Data entries:

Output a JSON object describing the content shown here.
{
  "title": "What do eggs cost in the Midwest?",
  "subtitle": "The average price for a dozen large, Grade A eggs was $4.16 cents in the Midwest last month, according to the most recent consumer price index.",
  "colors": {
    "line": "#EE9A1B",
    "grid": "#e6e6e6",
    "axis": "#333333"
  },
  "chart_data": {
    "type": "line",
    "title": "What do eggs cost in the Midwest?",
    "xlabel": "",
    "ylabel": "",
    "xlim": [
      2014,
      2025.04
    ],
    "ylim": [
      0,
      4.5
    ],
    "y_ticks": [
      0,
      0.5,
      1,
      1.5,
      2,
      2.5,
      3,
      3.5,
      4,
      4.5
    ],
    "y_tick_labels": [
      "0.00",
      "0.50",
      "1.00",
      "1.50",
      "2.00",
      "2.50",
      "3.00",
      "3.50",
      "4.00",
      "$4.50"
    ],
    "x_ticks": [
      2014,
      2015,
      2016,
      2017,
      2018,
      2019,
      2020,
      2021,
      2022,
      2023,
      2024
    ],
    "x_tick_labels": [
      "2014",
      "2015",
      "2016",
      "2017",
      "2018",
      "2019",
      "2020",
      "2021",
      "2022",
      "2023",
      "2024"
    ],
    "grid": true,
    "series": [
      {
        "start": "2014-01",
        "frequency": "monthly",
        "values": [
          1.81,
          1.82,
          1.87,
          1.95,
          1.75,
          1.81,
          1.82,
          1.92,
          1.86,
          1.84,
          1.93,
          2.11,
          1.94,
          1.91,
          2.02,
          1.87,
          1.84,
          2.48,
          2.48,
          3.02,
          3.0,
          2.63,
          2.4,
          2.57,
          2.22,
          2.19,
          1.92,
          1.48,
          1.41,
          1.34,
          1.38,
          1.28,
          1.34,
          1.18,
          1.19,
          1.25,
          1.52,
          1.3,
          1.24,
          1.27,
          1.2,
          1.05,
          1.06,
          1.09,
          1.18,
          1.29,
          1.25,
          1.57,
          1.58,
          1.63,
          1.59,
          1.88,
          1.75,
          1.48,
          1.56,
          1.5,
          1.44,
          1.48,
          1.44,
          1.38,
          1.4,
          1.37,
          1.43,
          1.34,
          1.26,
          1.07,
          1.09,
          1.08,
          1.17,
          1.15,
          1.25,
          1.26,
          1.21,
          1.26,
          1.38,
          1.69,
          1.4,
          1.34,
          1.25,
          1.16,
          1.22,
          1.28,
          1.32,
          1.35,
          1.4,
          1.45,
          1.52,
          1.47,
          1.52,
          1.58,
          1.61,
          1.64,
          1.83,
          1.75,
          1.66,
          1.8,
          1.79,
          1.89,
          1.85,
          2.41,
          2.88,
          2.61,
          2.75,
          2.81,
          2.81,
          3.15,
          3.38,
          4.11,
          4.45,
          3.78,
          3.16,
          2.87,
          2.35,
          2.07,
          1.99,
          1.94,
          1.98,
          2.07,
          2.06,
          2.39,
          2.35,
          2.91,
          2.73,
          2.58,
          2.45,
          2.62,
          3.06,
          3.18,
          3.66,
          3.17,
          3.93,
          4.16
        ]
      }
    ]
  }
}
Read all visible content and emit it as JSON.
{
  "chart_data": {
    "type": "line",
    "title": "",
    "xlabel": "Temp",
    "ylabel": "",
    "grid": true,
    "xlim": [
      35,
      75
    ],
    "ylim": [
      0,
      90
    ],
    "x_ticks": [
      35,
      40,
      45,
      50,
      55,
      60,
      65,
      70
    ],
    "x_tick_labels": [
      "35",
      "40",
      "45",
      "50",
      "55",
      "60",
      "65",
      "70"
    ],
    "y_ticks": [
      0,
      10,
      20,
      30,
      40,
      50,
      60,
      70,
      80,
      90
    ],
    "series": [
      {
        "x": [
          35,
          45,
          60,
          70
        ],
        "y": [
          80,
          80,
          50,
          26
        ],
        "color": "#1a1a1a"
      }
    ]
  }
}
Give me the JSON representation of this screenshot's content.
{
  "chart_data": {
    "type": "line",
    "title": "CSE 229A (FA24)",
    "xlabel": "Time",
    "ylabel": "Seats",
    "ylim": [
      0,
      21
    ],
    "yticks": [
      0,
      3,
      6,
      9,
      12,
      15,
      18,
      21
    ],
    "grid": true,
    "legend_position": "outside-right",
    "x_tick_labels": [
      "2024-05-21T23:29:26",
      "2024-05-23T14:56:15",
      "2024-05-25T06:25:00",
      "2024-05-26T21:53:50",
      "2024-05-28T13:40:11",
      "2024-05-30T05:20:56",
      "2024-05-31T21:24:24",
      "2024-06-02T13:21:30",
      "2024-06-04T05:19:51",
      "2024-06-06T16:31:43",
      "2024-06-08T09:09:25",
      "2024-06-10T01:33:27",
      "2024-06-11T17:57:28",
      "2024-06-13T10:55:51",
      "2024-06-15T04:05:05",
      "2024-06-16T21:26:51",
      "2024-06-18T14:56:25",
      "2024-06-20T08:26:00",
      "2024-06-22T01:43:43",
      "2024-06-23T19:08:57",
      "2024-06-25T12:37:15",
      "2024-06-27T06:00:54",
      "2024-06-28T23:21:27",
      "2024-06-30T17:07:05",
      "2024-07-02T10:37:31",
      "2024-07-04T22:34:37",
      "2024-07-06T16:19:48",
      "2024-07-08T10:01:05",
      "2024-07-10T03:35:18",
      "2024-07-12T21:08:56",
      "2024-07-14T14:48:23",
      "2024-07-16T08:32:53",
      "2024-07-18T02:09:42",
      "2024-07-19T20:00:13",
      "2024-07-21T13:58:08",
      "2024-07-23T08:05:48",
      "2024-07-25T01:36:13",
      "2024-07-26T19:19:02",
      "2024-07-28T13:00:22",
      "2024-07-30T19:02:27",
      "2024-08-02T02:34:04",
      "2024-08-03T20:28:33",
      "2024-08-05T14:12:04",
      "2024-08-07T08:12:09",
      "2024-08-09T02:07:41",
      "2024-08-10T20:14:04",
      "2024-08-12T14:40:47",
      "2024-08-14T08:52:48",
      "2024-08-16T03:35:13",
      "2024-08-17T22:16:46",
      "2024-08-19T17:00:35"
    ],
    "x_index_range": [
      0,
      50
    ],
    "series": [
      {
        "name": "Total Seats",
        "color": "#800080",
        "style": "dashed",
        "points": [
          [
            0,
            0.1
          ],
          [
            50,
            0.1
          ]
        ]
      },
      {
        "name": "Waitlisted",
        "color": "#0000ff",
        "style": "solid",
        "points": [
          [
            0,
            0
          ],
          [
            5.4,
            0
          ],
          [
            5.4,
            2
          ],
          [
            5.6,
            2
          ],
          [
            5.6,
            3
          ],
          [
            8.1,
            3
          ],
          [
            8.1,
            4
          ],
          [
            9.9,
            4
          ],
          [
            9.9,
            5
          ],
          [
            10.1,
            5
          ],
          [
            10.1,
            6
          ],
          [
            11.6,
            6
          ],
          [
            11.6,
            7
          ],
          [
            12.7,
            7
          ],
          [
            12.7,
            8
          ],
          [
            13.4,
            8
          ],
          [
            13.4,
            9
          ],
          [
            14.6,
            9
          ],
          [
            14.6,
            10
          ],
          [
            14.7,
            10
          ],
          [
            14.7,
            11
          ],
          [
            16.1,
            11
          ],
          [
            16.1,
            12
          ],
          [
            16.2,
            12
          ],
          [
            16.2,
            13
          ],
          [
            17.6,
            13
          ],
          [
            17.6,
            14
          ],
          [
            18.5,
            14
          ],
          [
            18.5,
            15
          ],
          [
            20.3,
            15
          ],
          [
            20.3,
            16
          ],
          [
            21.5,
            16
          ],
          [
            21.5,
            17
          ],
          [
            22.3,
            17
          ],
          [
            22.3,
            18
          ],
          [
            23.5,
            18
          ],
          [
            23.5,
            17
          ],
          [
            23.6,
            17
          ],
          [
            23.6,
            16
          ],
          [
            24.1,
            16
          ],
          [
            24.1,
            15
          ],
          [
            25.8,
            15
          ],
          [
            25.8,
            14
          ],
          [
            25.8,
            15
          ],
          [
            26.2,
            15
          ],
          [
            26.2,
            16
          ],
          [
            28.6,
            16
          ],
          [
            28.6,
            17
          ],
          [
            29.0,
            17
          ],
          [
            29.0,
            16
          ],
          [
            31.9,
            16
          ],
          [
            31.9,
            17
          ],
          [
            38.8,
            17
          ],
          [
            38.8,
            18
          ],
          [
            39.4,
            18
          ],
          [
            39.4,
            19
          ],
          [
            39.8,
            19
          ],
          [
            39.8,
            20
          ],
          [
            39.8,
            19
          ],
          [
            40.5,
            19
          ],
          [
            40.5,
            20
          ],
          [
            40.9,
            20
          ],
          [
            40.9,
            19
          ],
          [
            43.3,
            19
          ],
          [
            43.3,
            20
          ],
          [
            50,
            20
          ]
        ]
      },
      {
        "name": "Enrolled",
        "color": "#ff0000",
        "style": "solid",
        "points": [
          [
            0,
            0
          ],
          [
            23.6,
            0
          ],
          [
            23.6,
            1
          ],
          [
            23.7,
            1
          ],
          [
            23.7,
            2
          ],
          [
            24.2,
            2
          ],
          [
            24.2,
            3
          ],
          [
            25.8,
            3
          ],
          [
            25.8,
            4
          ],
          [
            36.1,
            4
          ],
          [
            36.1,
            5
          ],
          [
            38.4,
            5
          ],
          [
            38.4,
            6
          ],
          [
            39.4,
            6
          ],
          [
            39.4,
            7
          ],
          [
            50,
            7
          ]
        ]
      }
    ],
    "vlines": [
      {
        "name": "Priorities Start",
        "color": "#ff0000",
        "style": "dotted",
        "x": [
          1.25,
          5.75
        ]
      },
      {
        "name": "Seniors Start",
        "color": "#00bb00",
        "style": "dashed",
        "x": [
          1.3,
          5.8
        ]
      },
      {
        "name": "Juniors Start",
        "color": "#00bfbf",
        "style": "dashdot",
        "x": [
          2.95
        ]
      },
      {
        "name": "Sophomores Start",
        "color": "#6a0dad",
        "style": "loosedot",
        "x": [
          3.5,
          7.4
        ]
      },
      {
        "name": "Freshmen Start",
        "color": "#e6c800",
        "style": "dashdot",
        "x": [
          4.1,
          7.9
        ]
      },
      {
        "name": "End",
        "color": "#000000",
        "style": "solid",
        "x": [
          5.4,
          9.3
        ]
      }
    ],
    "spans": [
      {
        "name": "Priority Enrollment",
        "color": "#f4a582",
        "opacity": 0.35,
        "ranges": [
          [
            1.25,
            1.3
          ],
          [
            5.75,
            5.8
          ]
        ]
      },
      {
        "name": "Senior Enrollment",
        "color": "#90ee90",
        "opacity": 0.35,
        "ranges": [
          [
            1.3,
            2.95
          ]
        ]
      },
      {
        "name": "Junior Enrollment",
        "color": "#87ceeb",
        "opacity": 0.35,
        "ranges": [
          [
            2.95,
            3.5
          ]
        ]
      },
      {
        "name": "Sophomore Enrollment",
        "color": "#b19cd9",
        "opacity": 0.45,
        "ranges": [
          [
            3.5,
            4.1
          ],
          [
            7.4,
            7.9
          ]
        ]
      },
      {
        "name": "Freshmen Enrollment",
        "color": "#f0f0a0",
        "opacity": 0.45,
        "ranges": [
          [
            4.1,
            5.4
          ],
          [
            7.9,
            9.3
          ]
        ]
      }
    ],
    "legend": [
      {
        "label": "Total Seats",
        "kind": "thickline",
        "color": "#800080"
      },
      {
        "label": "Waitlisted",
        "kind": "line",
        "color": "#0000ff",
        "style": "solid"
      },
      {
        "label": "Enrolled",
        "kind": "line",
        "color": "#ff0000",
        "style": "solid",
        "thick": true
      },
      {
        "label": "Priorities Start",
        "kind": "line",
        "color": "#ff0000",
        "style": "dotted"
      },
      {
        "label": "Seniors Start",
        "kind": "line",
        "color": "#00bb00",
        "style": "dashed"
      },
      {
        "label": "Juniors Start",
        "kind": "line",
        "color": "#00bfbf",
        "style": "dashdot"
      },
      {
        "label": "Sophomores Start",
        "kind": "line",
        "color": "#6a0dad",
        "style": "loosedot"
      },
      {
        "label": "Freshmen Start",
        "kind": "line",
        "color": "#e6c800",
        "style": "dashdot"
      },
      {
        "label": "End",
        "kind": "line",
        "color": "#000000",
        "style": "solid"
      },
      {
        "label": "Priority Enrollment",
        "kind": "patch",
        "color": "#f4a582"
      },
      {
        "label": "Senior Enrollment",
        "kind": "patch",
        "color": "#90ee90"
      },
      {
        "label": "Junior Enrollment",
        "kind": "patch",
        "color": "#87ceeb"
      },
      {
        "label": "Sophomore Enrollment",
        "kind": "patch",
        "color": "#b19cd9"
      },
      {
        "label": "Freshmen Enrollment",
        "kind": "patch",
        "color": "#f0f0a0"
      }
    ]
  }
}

# Written exercise
List all lines above in which the string "Freshmen" appears.

# Written answer
        "name": "Freshmen Start",
        "name": "Freshmen Enrollment",
        "label": "Freshmen Start",
        "label": "Freshmen Enrollment",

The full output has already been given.